[Begin DATA RECORDS]

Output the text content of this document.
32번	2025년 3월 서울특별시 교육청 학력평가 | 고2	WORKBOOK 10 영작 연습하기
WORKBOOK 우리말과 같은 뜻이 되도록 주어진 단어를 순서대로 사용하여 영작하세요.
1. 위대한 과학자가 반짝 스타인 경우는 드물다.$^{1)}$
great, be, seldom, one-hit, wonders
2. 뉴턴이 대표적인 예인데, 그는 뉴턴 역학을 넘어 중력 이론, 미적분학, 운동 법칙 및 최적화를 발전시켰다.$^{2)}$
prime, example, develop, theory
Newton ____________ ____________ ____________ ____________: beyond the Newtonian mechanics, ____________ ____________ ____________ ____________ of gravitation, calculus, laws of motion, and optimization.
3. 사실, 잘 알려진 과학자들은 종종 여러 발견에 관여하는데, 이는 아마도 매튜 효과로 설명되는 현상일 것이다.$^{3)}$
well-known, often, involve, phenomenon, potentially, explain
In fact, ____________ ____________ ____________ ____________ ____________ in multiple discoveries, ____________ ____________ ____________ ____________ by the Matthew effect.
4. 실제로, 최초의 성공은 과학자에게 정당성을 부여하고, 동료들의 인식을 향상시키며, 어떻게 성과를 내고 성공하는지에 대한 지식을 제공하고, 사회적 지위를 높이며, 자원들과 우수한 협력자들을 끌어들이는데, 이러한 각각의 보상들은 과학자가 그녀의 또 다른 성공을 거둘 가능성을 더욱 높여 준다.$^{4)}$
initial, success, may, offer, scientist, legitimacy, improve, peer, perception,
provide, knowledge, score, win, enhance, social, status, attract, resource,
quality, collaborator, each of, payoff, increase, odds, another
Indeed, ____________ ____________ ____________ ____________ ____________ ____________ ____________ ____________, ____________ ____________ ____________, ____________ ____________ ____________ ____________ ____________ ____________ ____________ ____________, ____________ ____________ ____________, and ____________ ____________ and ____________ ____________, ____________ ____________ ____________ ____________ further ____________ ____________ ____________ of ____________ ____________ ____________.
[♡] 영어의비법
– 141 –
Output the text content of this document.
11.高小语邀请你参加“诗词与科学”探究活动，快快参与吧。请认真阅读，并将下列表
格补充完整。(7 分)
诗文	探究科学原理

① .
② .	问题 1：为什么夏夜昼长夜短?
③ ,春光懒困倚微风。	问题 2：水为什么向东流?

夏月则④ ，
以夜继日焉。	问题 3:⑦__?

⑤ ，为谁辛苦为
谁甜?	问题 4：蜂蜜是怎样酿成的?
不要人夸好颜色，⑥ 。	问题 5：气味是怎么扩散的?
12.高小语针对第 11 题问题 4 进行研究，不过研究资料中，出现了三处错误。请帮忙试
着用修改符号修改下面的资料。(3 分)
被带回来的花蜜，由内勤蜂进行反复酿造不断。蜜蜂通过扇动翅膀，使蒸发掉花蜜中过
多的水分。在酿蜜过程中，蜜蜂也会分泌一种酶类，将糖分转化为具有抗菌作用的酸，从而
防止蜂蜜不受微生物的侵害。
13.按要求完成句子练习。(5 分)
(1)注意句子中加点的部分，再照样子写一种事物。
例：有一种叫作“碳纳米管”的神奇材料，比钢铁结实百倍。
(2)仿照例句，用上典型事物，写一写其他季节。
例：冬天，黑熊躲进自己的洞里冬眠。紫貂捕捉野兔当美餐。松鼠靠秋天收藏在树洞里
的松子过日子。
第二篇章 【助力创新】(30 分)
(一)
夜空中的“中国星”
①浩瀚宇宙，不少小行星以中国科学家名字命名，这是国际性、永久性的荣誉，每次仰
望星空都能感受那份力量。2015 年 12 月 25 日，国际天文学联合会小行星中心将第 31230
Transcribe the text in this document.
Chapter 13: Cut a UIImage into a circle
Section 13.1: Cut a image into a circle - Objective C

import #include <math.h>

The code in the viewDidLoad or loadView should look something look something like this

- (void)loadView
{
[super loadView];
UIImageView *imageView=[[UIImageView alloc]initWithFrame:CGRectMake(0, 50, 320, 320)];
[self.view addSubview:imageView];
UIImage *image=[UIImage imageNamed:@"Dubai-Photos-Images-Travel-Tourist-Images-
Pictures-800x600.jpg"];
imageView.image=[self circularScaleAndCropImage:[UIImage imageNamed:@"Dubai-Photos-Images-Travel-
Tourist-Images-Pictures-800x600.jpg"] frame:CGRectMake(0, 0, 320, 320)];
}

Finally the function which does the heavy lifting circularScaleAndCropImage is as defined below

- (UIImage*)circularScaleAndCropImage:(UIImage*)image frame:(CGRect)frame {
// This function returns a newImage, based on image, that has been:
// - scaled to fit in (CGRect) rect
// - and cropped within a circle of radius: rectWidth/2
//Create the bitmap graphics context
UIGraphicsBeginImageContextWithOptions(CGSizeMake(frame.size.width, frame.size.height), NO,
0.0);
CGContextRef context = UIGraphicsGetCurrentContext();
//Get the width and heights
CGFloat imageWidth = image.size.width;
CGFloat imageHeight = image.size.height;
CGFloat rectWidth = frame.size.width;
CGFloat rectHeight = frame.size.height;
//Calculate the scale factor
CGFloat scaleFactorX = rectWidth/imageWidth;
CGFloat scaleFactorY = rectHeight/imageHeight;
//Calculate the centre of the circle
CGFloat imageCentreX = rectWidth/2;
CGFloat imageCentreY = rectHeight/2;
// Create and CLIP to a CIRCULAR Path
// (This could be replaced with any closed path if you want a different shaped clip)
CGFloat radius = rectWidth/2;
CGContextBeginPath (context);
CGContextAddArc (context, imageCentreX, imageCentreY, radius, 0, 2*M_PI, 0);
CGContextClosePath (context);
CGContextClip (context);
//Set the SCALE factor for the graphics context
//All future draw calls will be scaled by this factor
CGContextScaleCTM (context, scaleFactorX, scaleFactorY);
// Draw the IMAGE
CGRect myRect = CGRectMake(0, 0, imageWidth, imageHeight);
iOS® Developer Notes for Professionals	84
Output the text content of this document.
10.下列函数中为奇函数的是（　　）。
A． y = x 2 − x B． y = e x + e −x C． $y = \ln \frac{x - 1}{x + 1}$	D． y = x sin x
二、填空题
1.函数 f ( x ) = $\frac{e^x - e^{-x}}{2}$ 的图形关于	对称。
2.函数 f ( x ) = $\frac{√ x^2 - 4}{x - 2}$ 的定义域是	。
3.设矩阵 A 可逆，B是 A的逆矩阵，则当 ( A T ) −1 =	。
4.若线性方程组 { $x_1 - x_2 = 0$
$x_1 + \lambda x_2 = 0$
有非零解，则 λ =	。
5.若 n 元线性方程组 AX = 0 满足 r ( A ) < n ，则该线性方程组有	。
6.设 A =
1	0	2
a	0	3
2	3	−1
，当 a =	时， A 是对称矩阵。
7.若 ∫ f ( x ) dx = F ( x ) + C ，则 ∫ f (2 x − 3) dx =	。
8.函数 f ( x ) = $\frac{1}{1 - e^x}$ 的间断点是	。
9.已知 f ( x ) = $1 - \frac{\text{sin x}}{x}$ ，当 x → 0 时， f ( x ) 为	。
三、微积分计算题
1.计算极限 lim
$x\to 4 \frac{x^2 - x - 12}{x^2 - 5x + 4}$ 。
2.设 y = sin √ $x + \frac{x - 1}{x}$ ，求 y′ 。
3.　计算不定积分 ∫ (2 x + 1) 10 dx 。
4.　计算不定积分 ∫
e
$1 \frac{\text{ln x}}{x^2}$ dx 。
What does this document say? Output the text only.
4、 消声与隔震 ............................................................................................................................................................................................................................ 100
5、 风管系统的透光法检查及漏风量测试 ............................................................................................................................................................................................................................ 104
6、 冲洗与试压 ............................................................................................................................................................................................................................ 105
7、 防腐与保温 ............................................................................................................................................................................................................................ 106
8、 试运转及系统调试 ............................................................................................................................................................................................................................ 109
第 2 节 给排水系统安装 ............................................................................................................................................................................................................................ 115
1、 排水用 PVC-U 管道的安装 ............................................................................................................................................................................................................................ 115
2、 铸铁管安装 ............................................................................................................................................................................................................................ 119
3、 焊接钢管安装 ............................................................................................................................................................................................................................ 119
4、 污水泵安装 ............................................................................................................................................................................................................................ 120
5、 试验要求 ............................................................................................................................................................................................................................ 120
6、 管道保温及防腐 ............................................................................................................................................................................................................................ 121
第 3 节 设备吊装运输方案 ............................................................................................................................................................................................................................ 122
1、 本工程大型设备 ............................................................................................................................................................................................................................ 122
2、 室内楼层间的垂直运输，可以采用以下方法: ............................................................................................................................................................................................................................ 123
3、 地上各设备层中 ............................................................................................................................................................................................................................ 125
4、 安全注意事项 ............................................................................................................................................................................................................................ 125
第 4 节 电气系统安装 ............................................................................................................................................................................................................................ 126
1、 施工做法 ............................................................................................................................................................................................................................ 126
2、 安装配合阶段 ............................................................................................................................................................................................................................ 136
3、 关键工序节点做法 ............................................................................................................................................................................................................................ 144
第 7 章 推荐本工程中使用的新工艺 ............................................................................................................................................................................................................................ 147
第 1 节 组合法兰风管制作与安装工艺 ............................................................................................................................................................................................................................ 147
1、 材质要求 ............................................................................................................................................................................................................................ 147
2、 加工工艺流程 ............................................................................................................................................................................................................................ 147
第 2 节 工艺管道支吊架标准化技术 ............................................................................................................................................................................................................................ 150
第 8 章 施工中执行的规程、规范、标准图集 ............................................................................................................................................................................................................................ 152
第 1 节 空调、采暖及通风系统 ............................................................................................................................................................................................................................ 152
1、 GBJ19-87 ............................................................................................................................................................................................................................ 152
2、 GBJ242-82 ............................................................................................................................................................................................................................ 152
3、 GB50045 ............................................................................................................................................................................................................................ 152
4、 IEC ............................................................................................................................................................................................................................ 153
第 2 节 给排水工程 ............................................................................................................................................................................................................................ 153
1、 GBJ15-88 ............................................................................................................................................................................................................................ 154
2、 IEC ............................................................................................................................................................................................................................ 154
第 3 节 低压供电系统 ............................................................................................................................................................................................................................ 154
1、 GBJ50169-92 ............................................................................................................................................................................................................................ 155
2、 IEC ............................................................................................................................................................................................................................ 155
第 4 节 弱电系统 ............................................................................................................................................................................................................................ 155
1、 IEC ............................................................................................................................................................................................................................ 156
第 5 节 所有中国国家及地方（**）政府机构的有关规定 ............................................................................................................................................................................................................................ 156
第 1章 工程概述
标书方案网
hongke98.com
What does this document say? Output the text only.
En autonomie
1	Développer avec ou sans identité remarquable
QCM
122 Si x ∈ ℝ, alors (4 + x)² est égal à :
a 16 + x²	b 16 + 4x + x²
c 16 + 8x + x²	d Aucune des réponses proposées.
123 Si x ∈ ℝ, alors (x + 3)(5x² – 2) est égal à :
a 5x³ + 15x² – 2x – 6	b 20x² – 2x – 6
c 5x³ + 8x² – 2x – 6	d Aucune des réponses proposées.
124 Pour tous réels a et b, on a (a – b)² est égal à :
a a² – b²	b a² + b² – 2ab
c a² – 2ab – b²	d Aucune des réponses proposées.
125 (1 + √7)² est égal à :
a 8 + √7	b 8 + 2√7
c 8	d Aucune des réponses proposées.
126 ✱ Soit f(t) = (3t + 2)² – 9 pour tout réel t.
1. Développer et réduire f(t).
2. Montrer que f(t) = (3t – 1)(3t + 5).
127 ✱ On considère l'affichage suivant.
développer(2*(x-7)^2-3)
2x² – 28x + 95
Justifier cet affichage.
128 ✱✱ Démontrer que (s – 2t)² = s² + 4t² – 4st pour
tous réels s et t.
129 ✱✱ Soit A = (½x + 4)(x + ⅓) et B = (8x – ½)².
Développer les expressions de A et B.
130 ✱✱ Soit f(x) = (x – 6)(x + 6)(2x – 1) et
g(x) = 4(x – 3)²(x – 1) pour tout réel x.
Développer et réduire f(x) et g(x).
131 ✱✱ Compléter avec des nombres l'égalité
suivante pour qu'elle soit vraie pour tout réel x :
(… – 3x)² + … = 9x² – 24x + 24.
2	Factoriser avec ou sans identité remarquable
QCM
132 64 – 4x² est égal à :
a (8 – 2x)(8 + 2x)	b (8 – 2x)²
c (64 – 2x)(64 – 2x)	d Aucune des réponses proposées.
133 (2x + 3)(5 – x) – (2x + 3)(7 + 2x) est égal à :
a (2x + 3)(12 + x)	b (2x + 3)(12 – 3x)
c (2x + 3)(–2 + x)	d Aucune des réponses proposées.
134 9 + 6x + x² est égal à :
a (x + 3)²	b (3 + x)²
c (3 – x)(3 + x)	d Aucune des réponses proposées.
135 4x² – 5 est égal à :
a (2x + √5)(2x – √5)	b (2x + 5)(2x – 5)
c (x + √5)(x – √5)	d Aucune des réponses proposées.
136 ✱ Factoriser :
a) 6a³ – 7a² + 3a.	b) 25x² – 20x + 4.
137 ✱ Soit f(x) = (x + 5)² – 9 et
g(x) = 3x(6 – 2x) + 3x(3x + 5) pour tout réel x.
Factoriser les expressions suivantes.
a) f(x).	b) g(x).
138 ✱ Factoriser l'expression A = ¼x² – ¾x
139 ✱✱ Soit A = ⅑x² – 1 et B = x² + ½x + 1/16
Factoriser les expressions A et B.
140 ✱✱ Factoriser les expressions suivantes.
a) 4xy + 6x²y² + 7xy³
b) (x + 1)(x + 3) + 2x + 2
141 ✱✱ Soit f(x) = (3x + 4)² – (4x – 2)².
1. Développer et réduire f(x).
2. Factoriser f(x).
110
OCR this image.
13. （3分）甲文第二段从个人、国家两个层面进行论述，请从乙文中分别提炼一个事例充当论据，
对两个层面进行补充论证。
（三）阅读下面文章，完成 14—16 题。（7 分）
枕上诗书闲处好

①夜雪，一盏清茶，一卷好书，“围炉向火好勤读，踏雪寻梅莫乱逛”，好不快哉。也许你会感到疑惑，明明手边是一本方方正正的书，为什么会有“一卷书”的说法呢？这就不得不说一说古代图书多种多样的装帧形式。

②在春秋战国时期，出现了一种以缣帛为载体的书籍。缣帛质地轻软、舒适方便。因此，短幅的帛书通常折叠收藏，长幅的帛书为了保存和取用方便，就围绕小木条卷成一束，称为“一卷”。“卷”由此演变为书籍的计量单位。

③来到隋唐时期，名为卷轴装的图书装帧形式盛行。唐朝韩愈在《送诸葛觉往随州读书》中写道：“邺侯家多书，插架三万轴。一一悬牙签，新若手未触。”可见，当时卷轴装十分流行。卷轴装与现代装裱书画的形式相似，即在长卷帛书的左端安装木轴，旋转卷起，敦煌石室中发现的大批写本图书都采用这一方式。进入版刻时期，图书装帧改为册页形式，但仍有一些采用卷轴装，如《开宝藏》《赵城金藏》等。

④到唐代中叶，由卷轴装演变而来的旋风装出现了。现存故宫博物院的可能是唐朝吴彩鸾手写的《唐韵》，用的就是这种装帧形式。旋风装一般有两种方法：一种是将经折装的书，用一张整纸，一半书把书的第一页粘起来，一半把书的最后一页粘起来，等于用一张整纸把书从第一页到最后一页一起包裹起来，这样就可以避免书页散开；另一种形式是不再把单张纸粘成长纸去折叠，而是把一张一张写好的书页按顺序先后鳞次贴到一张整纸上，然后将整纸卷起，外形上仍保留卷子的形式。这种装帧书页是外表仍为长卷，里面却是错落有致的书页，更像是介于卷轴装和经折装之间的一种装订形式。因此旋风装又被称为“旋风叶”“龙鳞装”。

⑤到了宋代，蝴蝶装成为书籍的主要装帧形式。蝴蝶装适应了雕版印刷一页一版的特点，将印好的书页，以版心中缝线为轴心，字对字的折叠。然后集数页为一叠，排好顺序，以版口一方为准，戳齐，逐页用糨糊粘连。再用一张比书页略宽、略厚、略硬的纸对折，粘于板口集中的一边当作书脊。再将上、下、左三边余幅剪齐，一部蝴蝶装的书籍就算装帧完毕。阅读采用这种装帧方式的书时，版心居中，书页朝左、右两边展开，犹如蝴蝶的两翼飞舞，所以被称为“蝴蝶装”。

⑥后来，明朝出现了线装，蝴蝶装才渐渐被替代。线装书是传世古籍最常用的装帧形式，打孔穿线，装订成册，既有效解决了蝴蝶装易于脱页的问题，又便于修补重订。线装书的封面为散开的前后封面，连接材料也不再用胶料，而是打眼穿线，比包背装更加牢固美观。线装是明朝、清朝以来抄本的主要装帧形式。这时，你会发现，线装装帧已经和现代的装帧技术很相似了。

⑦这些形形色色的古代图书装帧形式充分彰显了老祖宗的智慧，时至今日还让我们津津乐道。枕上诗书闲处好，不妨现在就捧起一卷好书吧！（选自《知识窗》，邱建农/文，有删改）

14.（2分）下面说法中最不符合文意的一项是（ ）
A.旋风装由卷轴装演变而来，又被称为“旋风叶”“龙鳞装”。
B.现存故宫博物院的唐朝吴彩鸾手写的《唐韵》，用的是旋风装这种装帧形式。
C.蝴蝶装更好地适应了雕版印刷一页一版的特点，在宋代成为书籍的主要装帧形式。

[End DATA RECORDS]

WHAT THE TASK ASKS => Return all lines containing "réels".

EXERCISE RESPONSE =>
124 Pour tous réels a et b, on a (a – b)² est égal à :
tous réels s et t.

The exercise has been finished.